* Start *

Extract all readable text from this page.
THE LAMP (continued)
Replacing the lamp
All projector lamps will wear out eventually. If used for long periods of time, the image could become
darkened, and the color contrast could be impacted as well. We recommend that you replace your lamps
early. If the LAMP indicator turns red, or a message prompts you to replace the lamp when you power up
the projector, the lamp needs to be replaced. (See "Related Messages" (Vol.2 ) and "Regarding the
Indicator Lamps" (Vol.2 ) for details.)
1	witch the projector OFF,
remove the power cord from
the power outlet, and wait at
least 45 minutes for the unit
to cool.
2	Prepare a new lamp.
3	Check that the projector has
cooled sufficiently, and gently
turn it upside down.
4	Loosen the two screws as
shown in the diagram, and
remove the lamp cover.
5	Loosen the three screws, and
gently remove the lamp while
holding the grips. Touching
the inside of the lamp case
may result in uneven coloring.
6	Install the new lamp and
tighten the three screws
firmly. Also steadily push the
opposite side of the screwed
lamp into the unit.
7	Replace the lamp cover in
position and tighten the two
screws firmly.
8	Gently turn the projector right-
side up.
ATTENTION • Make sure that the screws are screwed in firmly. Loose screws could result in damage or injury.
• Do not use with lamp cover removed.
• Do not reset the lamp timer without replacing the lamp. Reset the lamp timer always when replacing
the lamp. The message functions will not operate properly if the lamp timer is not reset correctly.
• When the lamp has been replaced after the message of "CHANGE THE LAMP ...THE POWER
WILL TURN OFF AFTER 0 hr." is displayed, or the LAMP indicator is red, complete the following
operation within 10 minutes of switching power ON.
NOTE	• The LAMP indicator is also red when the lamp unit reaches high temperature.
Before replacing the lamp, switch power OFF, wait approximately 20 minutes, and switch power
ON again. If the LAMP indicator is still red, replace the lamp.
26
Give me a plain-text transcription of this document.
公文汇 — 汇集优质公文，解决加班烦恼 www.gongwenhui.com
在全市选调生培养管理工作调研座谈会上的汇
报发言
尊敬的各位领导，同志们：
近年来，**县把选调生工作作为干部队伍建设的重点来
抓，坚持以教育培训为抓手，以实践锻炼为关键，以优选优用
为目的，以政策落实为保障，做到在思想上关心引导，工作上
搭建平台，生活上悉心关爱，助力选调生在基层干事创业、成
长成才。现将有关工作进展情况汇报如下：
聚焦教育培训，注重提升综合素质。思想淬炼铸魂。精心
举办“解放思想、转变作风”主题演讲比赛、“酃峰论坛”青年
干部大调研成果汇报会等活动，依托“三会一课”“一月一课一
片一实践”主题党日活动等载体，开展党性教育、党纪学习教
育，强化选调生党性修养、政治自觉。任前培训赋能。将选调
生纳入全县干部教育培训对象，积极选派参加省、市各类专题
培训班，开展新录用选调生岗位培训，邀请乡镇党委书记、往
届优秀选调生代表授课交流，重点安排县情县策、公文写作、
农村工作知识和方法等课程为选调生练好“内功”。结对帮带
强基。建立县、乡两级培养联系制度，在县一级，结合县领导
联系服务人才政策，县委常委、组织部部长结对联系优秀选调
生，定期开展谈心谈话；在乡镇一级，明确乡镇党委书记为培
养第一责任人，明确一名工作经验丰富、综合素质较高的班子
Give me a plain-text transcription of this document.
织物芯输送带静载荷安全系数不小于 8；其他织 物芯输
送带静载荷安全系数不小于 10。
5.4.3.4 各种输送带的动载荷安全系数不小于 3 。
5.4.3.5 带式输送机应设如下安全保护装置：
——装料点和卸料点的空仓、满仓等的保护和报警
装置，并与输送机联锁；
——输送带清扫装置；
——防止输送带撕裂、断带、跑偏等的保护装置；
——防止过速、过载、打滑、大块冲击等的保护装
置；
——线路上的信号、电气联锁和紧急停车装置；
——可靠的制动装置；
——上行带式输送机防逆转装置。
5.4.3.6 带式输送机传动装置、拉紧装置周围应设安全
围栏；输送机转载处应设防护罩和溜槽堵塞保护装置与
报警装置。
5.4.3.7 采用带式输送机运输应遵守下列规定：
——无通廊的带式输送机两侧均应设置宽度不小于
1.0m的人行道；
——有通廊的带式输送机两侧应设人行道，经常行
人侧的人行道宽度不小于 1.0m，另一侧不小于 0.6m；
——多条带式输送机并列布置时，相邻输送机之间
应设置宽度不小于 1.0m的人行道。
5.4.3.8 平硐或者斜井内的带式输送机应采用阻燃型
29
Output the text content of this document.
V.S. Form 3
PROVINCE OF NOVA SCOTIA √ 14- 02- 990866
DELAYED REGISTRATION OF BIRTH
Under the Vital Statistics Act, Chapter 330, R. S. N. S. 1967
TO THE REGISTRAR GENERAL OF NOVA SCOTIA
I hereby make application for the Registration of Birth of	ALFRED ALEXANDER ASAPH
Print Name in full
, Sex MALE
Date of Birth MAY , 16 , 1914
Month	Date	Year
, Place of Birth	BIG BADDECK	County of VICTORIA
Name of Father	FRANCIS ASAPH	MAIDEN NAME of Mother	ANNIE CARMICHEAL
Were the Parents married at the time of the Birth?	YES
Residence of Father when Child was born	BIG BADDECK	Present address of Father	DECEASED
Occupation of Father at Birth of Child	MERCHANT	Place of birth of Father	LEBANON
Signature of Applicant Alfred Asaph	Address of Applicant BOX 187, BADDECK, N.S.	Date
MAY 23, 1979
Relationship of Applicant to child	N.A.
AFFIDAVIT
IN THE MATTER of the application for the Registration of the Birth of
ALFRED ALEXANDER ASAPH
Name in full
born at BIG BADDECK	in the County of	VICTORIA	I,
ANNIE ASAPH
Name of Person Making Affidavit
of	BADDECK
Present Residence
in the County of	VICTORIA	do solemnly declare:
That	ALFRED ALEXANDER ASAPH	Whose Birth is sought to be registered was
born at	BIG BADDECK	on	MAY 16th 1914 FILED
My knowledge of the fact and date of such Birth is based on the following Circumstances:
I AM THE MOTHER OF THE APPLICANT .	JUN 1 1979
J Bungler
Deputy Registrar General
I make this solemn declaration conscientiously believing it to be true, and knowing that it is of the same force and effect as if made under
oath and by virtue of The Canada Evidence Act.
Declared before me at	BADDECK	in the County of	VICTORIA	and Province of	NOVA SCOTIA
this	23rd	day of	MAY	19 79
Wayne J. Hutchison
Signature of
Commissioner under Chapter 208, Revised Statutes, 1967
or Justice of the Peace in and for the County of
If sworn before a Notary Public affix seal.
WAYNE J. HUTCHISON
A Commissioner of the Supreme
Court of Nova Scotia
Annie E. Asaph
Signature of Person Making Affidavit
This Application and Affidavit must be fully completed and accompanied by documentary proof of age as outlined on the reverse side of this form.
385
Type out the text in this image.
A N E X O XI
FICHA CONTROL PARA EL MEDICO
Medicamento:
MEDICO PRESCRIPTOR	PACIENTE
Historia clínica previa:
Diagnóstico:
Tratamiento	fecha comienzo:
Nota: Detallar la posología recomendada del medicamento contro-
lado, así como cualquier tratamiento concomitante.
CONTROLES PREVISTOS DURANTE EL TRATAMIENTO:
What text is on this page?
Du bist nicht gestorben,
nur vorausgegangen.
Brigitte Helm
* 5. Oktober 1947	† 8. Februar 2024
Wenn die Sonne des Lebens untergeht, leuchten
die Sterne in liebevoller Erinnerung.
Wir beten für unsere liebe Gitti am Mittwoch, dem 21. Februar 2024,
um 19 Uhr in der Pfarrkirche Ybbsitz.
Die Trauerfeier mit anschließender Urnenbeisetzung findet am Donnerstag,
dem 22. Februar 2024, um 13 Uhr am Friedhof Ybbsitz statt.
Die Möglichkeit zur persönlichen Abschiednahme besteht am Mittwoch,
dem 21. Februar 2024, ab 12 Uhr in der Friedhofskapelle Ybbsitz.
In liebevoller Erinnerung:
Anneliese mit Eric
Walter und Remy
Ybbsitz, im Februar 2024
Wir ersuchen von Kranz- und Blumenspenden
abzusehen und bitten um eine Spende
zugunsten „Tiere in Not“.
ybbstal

* End *

• Task description
From the listing above, report the number of lines containing the string "Ybbsitz", without any accompanying remarks.

• Complete output
4